Leave out any pictures and transcribe all other data below exactly.

+++ Provided information +++

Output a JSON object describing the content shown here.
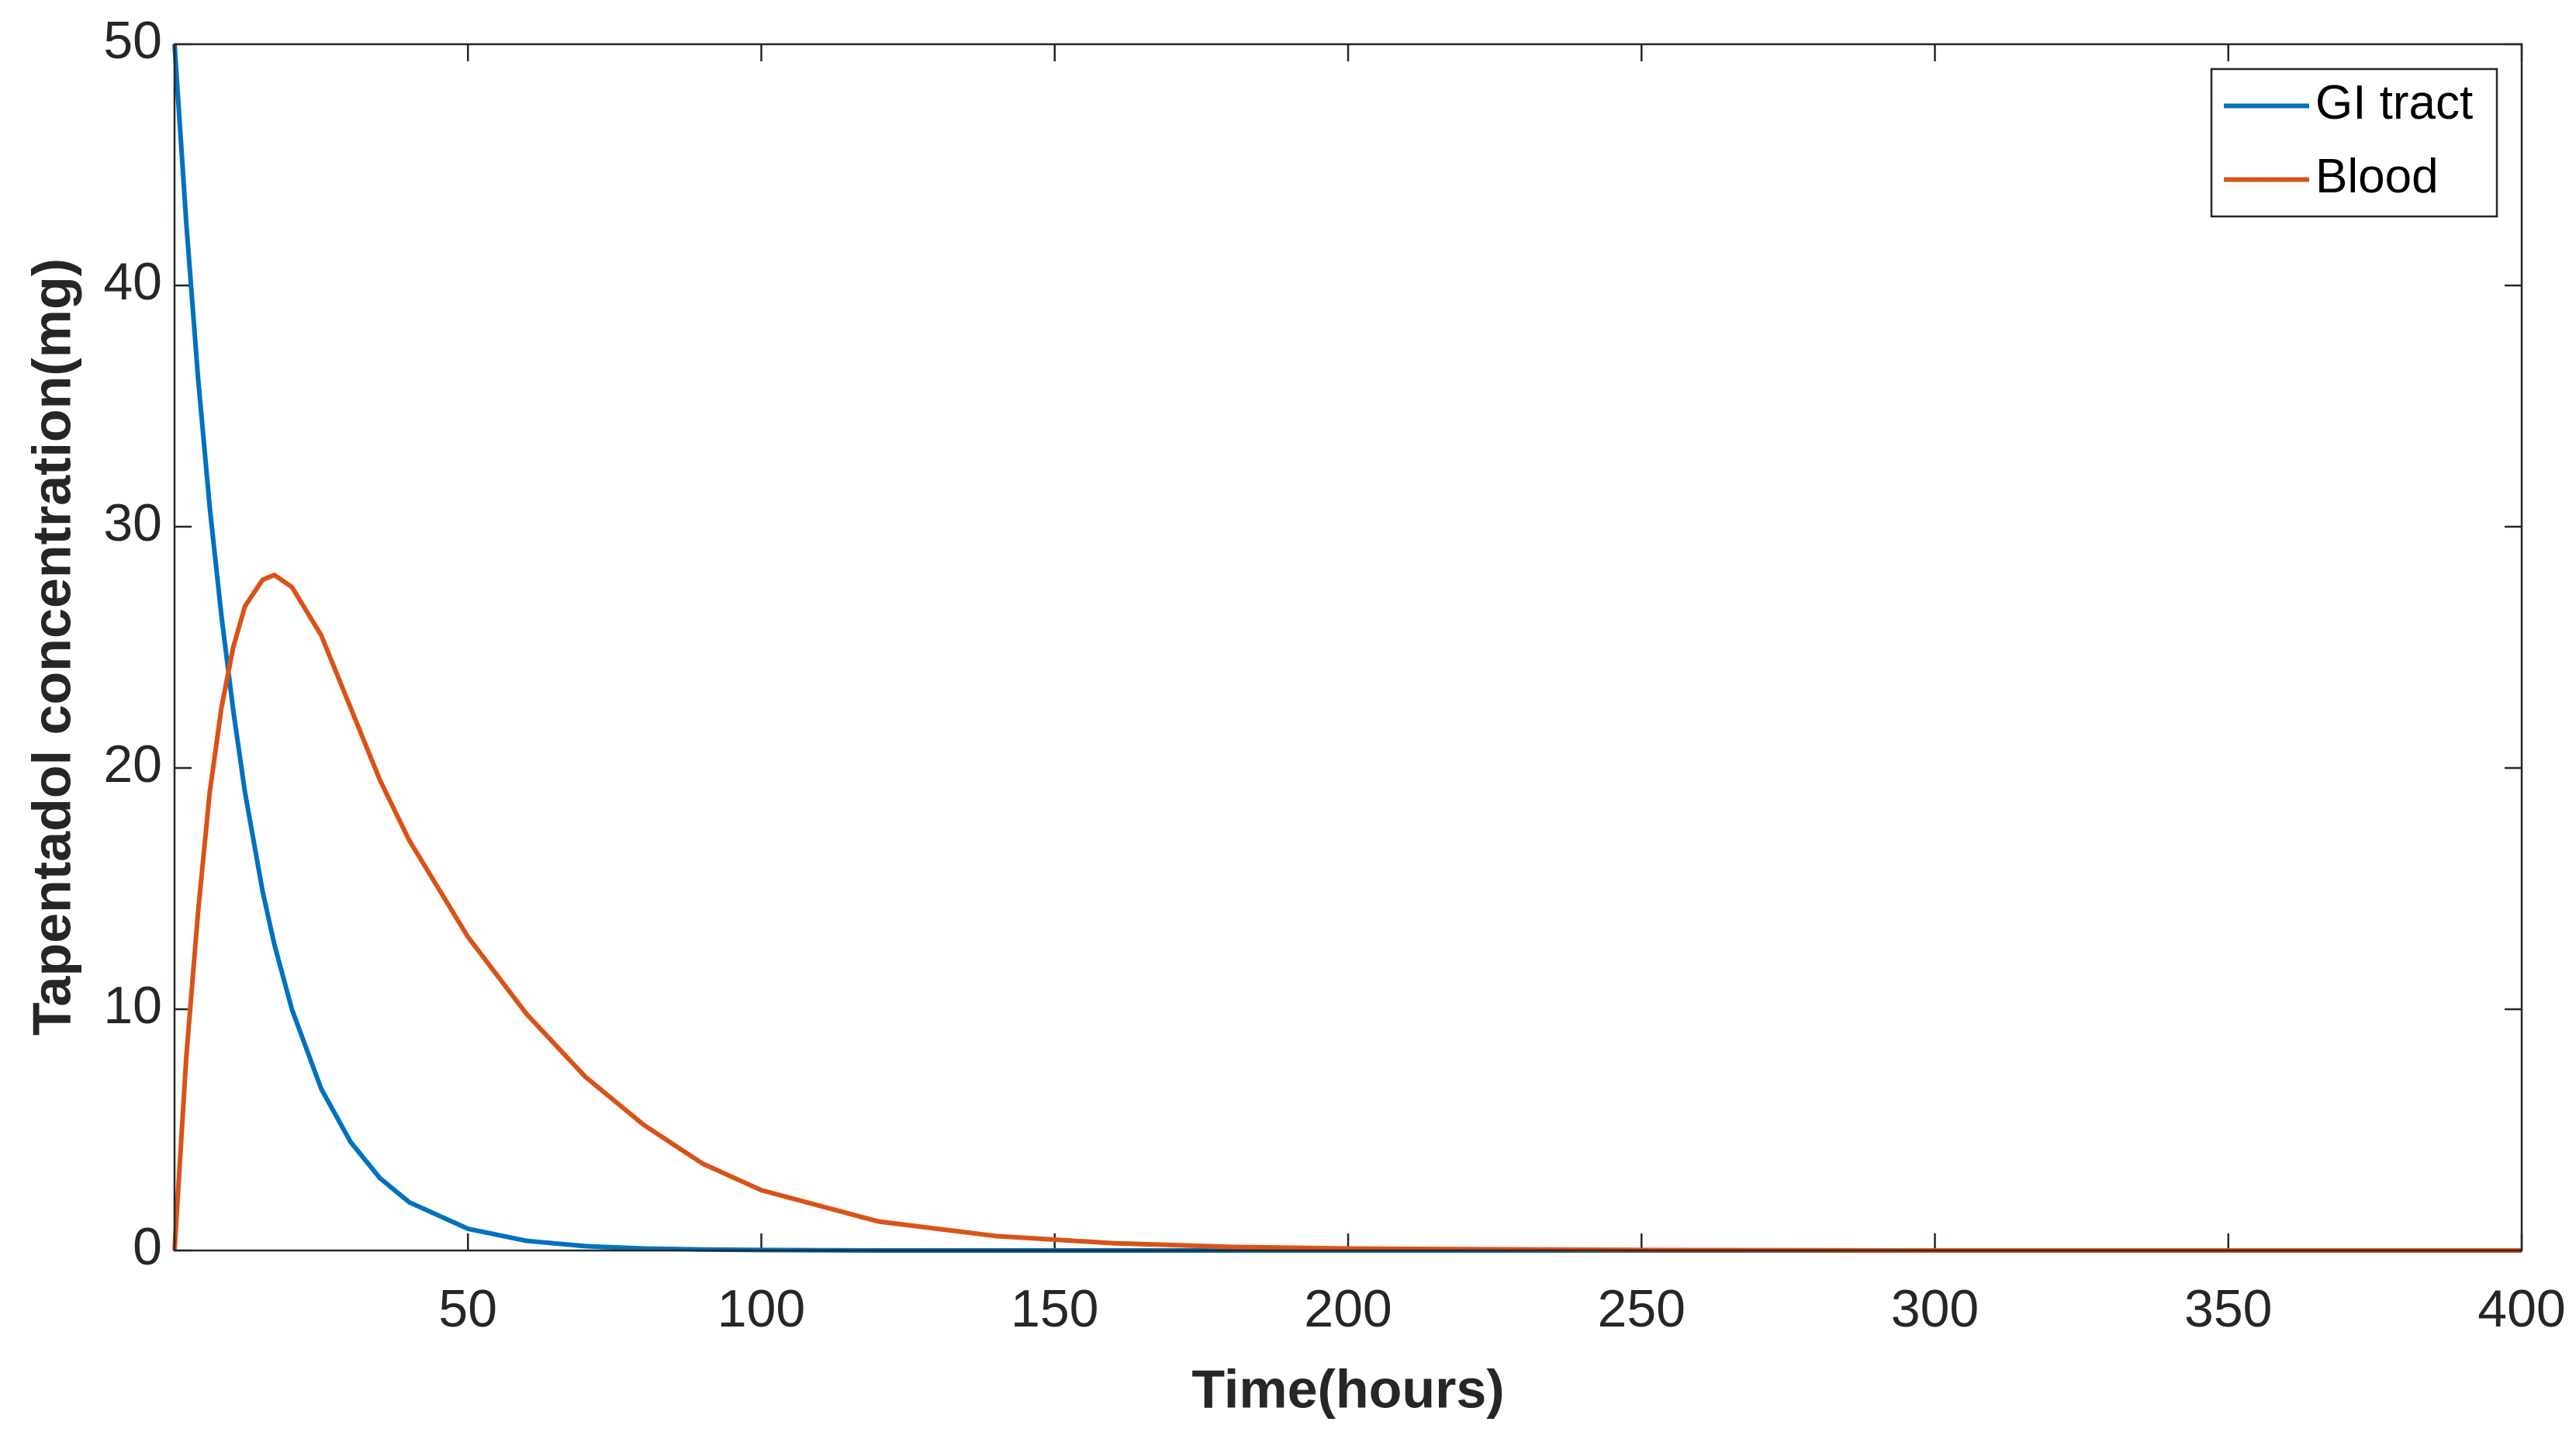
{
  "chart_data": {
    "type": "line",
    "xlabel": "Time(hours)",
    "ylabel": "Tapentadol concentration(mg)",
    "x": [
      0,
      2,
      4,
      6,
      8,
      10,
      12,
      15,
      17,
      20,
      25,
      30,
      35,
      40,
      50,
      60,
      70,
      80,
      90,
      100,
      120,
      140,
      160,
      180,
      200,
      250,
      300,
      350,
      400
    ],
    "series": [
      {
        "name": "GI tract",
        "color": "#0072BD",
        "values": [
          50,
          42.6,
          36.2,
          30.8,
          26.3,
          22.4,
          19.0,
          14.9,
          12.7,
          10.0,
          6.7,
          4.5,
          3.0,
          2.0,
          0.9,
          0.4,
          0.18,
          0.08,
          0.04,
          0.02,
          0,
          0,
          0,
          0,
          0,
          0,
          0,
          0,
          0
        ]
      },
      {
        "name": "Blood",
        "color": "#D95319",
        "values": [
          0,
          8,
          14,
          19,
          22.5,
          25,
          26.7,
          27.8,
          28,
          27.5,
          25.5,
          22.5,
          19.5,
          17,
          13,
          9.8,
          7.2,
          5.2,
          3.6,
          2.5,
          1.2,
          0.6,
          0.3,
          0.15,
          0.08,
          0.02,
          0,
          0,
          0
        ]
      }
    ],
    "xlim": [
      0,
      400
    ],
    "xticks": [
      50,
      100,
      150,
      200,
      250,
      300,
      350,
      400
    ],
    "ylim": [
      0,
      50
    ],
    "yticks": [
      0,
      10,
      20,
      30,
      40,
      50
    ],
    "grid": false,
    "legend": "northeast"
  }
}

+++

• [Worked solution]
Output a JSON object describing the content shown here.
{
  "chart_data": {
    "type": "line",
    "xlabel": "Time(hours)",
    "ylabel": "Tapentadol concentration(mg)",
    "x": [
      0,
      2,
      4,
      6,
      8,
      10,
      12,
      15,
      17,
      20,
      25,
      30,
      35,
      40,
      50,
      60,
      70,
      80,
      90,
      100,
      120,
      140,
      160,
      180,
      200,
      250,
      300,
      350,
      400
    ],
    "series": [
      {
        "name": "GI tract",
        "color": "#0072BD",
        "values": [
          50,
          42.6,
          36.2,
          30.8,
          26.3,
          22.4,
          19.0,
          14.9,
          12.7,
          10.0,
          6.7,
          4.5,
          3.0,
          2.0,
          0.9,
          0.4,
          0.18,
          0.08,
          0.04,
          0.02,
          0,
          0,
          0,
          0,
          0,
          0,
          0,
          0,
          0
        ]
      },
      {
        "name": "Blood",
        "color": "#D95319",
        "values": [
          0,
          8,
          14,
          19,
          22.5,
          25,
          26.7,
          27.8,
          28,
          27.5,
          25.5,
          22.5,
          19.5,
          17,
          13,
          9.8,
          7.2,
          5.2,
          3.6,
          2.5,
          1.2,
          0.6,
          0.3,
          0.15,
          0.08,
          0.02,
          0,
          0,
          0
        ]
      }
    ],
    "xlim": [
      0,
      400
    ],
    "xticks": [
      50,
      100,
      150,
      200,
      250,
      300,
      350,
      400
    ],
    "ylim": [
      0,
      50
    ],
    "yticks": [
      0,
      10,
      20,
      30,
      40,
      50
    ],
    "grid": false,
    "legend": "northeast"
  }
}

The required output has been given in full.